What you should do
Transcribe every entry below word for word, but skip the pictures.

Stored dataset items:
** Start **

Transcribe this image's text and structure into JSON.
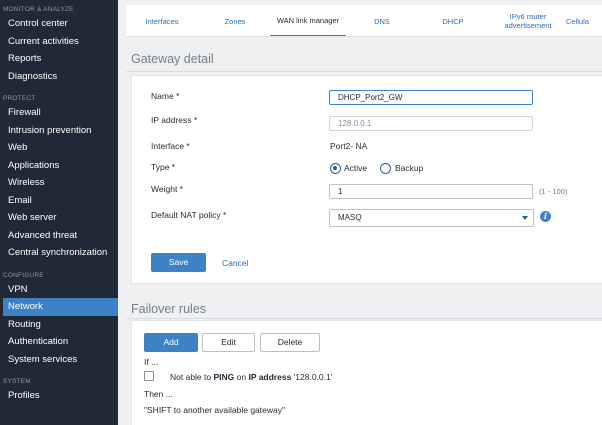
{
  "sidebar": {
    "sections": [
      {
        "header": "MONITOR & ANALYZE",
        "items": [
          "Control center",
          "Current activities",
          "Reports",
          "Diagnostics"
        ]
      },
      {
        "header": "PROTECT",
        "items": [
          "Firewall",
          "Intrusion prevention",
          "Web",
          "Applications",
          "Wireless",
          "Email",
          "Web server",
          "Advanced threat",
          "Central synchronization"
        ]
      },
      {
        "header": "CONFIGURE",
        "items": [
          "VPN",
          "Network",
          "Routing",
          "Authentication",
          "System services"
        ]
      },
      {
        "header": "SYSTEM",
        "items": [
          "Profiles"
        ]
      }
    ],
    "active_item": "Network"
  },
  "tabs": [
    {
      "label": "Interfaces"
    },
    {
      "label": "Zones"
    },
    {
      "label": "WAN link manager"
    },
    {
      "label": "DNS"
    },
    {
      "label": "DHCP"
    },
    {
      "label": "IPv6 router advertisement"
    },
    {
      "label": "Cellula"
    }
  ],
  "active_tab": "WAN link manager",
  "gateway_detail": {
    "title": "Gateway detail",
    "name_label": "Name *",
    "name_value": "DHCP_Port2_GW",
    "ip_label": "IP address *",
    "ip_value": "128.0.0.1",
    "interface_label": "Interface *",
    "interface_value": "Port2- NA",
    "type_label": "Type *",
    "type_active": "Active",
    "type_backup": "Backup",
    "type_selected": "Active",
    "weight_label": "Weight *",
    "weight_value": "1",
    "weight_hint": "(1 - 100)",
    "nat_label": "Default NAT policy *",
    "nat_value": "MASQ",
    "save_label": "Save",
    "cancel_label": "Cancel"
  },
  "failover": {
    "title": "Failover rules",
    "add_label": "Add",
    "edit_label": "Edit",
    "delete_label": "Delete",
    "if_label": "If ...",
    "rule_prefix": "Not able to ",
    "rule_protocol": "PING",
    "rule_middle": " on ",
    "rule_ip_label": "IP address",
    "rule_ip_value": " '128.0.0.1'",
    "then_label": "Then ...",
    "then_action": "\"SHIFT to another available gateway\""
  },
  "colors": {
    "accent": "#3e82c6",
    "sidebar_bg": "#1f2a36",
    "link": "#2a6fb5"
  }
}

** End **

Worked answer
Transcribe this image's text and structure into JSON.
{
  "sidebar": {
    "sections": [
      {
        "header": "MONITOR & ANALYZE",
        "items": [
          "Control center",
          "Current activities",
          "Reports",
          "Diagnostics"
        ]
      },
      {
        "header": "PROTECT",
        "items": [
          "Firewall",
          "Intrusion prevention",
          "Web",
          "Applications",
          "Wireless",
          "Email",
          "Web server",
          "Advanced threat",
          "Central synchronization"
        ]
      },
      {
        "header": "CONFIGURE",
        "items": [
          "VPN",
          "Network",
          "Routing",
          "Authentication",
          "System services"
        ]
      },
      {
        "header": "SYSTEM",
        "items": [
          "Profiles"
        ]
      }
    ],
    "active_item": "Network"
  },
  "tabs": [
    {
      "label": "Interfaces"
    },
    {
      "label": "Zones"
    },
    {
      "label": "WAN link manager"
    },
    {
      "label": "DNS"
    },
    {
      "label": "DHCP"
    },
    {
      "label": "IPv6 router advertisement"
    },
    {
      "label": "Cellula"
    }
  ],
  "active_tab": "WAN link manager",
  "gateway_detail": {
    "title": "Gateway detail",
    "name_label": "Name *",
    "name_value": "DHCP_Port2_GW",
    "ip_label": "IP address *",
    "ip_value": "128.0.0.1",
    "interface_label": "Interface *",
    "interface_value": "Port2- NA",
    "type_label": "Type *",
    "type_active": "Active",
    "type_backup": "Backup",
    "type_selected": "Active",
    "weight_label": "Weight *",
    "weight_value": "1",
    "weight_hint": "(1 - 100)",
    "nat_label": "Default NAT policy *",
    "nat_value": "MASQ",
    "save_label": "Save",
    "cancel_label": "Cancel"
  },
  "failover": {
    "title": "Failover rules",
    "add_label": "Add",
    "edit_label": "Edit",
    "delete_label": "Delete",
    "if_label": "If ...",
    "rule_prefix": "Not able to ",
    "rule_protocol": "PING",
    "rule_middle": " on ",
    "rule_ip_label": "IP address",
    "rule_ip_value": " '128.0.0.1'",
    "then_label": "Then ...",
    "then_action": "\"SHIFT to another available gateway\""
  },
  "colors": {
    "accent": "#3e82c6",
    "sidebar_bg": "#1f2a36",
    "link": "#2a6fb5"
  }
}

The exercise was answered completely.